--- WRITTEN PROBLEM ---
Each record must be reproduced exactly as it is shown.
--- RECORDS TO PROCESS ---
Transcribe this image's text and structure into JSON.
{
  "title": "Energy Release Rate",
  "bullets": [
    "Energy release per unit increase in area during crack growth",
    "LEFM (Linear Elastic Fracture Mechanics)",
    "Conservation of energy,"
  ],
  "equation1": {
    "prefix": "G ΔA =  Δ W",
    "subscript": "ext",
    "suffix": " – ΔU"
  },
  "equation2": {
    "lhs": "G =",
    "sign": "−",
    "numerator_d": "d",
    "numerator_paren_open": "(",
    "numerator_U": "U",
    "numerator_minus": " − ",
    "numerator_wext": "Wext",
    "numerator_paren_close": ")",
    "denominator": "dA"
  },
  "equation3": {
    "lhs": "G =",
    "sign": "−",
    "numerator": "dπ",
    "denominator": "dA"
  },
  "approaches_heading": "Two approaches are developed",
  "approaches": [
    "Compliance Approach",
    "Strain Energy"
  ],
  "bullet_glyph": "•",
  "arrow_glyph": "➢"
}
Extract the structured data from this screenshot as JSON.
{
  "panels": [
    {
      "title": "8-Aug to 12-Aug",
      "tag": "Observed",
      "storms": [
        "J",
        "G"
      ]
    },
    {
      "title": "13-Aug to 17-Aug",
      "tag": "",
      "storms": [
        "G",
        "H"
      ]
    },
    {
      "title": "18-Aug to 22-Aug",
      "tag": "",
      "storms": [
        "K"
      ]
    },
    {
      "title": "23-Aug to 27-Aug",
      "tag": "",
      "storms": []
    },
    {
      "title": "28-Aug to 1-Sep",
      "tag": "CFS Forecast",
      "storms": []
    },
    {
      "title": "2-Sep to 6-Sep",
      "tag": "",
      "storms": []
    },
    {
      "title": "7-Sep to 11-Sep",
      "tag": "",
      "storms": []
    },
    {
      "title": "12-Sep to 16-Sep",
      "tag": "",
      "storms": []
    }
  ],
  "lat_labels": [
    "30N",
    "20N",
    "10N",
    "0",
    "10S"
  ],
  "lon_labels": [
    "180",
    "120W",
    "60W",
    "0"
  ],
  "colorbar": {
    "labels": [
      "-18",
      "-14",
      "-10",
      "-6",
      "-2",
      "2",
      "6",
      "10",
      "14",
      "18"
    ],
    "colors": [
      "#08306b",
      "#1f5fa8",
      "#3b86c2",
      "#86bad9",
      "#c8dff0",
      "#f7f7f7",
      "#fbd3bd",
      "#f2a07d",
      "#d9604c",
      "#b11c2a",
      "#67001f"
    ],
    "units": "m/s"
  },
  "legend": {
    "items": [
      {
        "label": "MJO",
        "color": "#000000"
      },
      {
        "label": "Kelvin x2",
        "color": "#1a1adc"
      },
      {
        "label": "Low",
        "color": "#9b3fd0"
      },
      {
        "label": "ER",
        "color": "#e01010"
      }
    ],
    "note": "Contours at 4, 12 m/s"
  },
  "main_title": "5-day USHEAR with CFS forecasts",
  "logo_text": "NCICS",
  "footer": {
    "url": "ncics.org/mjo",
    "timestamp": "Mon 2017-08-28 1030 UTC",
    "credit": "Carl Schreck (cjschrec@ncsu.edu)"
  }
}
---
--- SOLVED PROBLEM ---
Transcribe this image's text and structure into JSON.
{
  "title": "Energy Release Rate",
  "bullets": [
    "Energy release per unit increase in area during crack growth",
    "LEFM (Linear Elastic Fracture Mechanics)",
    "Conservation of energy,"
  ],
  "equation1": {
    "prefix": "G ΔA =  Δ W",
    "subscript": "ext",
    "suffix": " – ΔU"
  },
  "equation2": {
    "lhs": "G =",
    "sign": "−",
    "numerator_d": "d",
    "numerator_paren_open": "(",
    "numerator_U": "U",
    "numerator_minus": " − ",
    "numerator_wext": "Wext",
    "numerator_paren_close": ")",
    "denominator": "dA"
  },
  "equation3": {
    "lhs": "G =",
    "sign": "−",
    "numerator": "dπ",
    "denominator": "dA"
  },
  "approaches_heading": "Two approaches are developed",
  "approaches": [
    "Compliance Approach",
    "Strain Energy"
  ],
  "bullet_glyph": "•",
  "arrow_glyph": "➢"
}
Extract the structured data from this screenshot as JSON.
{
  "panels": [
    {
      "title": "8-Aug to 12-Aug",
      "tag": "Observed",
      "storms": [
        "J",
        "G"
      ]
    },
    {
      "title": "13-Aug to 17-Aug",
      "tag": "",
      "storms": [
        "G",
        "H"
      ]
    },
    {
      "title": "18-Aug to 22-Aug",
      "tag": "",
      "storms": [
        "K"
      ]
    },
    {
      "title": "23-Aug to 27-Aug",
      "tag": "",
      "storms": []
    },
    {
      "title": "28-Aug to 1-Sep",
      "tag": "CFS Forecast",
      "storms": []
    },
    {
      "title": "2-Sep to 6-Sep",
      "tag": "",
      "storms": []
    },
    {
      "title": "7-Sep to 11-Sep",
      "tag": "",
      "storms": []
    },
    {
      "title": "12-Sep to 16-Sep",
      "tag": "",
      "storms": []
    }
  ],
  "lat_labels": [
    "30N",
    "20N",
    "10N",
    "0",
    "10S"
  ],
  "lon_labels": [
    "180",
    "120W",
    "60W",
    "0"
  ],
  "colorbar": {
    "labels": [
      "-18",
      "-14",
      "-10",
      "-6",
      "-2",
      "2",
      "6",
      "10",
      "14",
      "18"
    ],
    "colors": [
      "#08306b",
      "#1f5fa8",
      "#3b86c2",
      "#86bad9",
      "#c8dff0",
      "#f7f7f7",
      "#fbd3bd",
      "#f2a07d",
      "#d9604c",
      "#b11c2a",
      "#67001f"
    ],
    "units": "m/s"
  },
  "legend": {
    "items": [
      {
        "label": "MJO",
        "color": "#000000"
      },
      {
        "label": "Kelvin x2",
        "color": "#1a1adc"
      },
      {
        "label": "Low",
        "color": "#9b3fd0"
      },
      {
        "label": "ER",
        "color": "#e01010"
      }
    ],
    "note": "Contours at 4, 12 m/s"
  },
  "main_title": "5-day USHEAR with CFS forecasts",
  "logo_text": "NCICS",
  "footer": {
    "url": "ncics.org/mjo",
    "timestamp": "Mon 2017-08-28 1030 UTC",
    "credit": "Carl Schreck (cjschrec@ncsu.edu)"
  }
}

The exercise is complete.